(WORK TO BE COMPLETED) Gather all lines with the word "ylabel" in them.

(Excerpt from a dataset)

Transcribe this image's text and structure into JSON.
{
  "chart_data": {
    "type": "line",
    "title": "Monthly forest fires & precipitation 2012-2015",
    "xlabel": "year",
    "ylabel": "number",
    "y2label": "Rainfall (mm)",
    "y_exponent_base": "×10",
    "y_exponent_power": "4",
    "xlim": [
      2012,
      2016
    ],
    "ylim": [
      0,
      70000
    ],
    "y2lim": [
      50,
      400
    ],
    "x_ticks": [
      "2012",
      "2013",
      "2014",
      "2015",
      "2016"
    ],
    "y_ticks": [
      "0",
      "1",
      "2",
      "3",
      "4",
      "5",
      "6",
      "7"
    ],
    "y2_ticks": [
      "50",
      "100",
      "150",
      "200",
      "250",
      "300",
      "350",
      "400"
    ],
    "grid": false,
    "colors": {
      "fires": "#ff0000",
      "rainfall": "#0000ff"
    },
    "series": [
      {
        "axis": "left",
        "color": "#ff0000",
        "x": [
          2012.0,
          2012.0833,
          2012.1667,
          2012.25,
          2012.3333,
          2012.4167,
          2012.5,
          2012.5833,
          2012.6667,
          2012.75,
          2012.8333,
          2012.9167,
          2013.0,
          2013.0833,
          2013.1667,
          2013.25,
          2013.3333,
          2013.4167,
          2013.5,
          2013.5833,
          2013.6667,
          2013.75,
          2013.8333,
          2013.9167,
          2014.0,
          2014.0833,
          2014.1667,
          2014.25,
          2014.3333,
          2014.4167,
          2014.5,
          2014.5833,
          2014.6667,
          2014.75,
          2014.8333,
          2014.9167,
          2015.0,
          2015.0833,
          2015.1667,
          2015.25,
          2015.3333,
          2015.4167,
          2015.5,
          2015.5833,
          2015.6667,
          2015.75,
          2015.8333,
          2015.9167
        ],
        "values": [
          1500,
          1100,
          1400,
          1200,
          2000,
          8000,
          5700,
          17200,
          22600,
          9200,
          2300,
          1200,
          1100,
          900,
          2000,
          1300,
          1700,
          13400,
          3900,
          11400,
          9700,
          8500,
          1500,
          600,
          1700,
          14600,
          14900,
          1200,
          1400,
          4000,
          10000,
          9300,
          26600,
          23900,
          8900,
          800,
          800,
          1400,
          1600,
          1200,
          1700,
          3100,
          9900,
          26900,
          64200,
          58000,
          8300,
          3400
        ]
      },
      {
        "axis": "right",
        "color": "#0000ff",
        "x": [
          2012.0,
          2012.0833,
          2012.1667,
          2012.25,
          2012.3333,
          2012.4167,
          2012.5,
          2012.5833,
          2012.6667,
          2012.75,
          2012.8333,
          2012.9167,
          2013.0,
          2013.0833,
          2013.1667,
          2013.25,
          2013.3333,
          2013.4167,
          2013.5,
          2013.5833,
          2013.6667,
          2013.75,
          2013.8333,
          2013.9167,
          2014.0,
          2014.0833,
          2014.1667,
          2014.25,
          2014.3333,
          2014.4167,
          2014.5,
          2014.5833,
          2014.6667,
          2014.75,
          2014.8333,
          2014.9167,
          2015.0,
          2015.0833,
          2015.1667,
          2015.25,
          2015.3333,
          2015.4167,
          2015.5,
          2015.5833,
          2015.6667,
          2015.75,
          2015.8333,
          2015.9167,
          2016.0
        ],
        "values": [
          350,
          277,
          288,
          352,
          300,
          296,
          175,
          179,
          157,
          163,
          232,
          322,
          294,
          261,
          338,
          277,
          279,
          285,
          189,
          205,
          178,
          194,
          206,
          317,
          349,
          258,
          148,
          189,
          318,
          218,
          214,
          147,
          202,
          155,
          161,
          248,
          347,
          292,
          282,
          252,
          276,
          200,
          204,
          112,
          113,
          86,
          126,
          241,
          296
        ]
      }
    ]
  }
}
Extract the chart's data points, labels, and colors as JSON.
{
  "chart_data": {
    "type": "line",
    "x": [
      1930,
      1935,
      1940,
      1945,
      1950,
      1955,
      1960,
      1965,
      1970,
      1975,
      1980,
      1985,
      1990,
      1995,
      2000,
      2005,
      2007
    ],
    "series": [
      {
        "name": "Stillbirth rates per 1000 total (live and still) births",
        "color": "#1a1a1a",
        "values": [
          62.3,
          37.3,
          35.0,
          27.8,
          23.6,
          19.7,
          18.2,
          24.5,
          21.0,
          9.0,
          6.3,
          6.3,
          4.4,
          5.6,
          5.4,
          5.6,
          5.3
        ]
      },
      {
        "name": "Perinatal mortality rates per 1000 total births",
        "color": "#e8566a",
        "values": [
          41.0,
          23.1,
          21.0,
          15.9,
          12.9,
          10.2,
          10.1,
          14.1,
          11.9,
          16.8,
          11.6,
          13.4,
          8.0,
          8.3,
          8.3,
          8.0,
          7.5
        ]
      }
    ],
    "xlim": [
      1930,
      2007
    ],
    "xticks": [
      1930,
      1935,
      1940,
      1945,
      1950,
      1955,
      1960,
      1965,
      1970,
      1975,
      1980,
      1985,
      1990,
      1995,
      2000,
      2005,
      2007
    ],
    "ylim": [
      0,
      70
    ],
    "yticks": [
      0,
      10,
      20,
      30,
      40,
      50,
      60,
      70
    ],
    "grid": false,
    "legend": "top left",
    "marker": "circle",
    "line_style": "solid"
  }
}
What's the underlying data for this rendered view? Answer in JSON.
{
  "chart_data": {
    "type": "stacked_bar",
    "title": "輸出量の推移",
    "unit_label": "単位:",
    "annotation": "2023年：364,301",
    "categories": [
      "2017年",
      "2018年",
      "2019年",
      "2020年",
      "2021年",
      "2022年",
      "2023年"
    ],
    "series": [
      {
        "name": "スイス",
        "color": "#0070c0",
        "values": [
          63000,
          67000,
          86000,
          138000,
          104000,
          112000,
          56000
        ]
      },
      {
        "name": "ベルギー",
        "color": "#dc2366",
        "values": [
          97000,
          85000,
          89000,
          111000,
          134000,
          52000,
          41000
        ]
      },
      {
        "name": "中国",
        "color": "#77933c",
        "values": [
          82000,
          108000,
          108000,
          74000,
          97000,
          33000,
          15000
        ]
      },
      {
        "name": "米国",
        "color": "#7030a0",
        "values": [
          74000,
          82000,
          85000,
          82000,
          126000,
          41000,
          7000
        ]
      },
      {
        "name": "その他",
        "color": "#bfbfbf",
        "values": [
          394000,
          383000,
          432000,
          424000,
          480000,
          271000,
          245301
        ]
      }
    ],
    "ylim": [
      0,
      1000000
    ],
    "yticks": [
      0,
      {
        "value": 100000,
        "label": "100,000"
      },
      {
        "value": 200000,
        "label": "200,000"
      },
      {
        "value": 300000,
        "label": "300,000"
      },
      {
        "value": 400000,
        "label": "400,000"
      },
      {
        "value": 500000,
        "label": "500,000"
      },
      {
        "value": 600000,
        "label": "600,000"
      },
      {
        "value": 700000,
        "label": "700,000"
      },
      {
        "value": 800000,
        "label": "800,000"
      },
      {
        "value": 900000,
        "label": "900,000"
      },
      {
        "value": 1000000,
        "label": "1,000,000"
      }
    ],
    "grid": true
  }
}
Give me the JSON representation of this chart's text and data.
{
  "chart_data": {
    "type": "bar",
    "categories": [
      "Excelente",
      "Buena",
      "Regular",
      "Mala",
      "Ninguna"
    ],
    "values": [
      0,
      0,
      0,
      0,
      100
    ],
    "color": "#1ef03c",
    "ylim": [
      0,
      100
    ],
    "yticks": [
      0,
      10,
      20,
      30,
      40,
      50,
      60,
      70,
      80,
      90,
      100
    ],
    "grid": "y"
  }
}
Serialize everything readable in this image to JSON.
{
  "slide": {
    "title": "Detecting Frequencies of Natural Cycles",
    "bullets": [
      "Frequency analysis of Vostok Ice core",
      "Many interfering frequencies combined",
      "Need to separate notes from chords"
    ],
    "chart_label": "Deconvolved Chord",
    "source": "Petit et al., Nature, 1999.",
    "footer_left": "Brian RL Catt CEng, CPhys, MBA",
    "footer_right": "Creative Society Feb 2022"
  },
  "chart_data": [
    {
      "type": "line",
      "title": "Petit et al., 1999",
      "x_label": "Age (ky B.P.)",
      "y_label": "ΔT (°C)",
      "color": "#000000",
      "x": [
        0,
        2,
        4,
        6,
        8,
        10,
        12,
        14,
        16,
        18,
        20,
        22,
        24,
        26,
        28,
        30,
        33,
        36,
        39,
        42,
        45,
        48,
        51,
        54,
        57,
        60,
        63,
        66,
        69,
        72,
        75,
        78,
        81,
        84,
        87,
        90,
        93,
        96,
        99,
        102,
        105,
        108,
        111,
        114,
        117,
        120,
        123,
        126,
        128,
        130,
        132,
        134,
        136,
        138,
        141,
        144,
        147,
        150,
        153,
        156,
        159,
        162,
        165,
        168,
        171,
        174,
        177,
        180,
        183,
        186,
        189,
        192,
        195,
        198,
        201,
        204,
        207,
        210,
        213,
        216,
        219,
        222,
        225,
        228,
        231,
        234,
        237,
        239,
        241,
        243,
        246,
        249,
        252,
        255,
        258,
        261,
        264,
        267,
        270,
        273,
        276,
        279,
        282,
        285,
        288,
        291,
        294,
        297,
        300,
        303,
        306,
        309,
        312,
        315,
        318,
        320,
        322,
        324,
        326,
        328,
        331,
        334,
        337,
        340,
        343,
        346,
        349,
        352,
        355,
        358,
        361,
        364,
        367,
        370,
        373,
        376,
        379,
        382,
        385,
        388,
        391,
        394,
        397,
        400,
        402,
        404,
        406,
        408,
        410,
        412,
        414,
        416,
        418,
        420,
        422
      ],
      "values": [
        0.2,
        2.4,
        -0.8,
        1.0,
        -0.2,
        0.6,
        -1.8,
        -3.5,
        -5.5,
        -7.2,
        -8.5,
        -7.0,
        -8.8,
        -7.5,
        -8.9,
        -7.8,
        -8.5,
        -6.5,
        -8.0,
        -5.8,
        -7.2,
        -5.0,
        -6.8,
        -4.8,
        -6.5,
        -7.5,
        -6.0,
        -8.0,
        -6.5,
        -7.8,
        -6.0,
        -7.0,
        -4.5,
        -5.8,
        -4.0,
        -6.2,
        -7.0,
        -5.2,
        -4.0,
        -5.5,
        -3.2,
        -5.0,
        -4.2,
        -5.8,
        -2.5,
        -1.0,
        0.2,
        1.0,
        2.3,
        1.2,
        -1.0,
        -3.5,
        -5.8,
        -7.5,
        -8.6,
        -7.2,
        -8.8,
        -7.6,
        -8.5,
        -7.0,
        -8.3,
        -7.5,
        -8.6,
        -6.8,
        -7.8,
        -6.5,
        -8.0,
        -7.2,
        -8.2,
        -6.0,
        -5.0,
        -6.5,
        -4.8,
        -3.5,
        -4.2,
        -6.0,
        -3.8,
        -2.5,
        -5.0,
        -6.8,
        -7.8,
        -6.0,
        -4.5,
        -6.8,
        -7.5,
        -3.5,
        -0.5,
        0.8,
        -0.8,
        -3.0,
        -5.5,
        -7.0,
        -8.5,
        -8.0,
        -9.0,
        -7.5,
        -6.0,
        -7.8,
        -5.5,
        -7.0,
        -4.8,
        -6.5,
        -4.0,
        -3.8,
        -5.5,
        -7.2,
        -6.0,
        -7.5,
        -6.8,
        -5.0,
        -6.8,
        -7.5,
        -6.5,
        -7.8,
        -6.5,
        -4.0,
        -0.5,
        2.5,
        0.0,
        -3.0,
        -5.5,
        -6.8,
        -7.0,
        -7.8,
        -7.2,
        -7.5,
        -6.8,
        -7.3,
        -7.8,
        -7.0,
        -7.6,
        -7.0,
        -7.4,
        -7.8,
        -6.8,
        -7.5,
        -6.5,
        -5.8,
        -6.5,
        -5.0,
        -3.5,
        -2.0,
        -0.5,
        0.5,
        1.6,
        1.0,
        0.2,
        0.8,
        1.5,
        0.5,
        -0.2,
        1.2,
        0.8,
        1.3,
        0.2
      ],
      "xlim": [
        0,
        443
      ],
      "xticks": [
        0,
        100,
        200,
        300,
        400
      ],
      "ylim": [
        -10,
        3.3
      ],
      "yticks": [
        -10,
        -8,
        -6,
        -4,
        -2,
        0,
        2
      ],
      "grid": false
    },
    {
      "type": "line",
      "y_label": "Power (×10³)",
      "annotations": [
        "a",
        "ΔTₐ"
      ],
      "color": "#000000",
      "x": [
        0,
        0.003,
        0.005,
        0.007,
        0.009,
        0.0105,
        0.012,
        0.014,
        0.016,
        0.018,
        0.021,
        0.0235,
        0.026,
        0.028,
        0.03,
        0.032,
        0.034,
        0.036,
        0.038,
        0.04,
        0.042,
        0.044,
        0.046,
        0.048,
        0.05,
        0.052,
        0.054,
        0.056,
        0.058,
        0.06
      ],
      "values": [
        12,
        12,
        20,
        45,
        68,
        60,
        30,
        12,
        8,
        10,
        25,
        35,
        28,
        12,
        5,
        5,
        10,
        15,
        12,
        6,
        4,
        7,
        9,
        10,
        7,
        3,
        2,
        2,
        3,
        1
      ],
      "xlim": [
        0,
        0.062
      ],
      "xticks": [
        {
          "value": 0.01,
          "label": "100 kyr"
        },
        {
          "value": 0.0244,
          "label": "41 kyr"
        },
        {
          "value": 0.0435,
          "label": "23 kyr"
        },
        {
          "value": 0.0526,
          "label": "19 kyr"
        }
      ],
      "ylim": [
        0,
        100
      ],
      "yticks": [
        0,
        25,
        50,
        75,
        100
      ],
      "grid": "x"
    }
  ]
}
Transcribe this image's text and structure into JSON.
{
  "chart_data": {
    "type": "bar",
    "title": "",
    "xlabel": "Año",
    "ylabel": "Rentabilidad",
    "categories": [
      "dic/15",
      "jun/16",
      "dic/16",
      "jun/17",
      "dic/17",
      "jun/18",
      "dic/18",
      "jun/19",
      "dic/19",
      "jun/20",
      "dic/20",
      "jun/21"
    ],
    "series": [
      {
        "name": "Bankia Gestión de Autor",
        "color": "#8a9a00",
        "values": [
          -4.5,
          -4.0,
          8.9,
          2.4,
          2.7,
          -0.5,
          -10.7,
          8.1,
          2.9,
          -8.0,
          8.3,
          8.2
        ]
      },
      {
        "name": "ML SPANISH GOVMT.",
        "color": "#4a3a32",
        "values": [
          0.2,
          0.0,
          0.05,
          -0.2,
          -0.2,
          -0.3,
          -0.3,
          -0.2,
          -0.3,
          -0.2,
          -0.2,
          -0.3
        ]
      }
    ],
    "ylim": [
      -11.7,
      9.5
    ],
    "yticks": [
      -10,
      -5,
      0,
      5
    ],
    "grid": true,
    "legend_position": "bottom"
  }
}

(CORRECT ANSWER)
    "ylabel": "number",
    "ylabel": "Rentabilidad",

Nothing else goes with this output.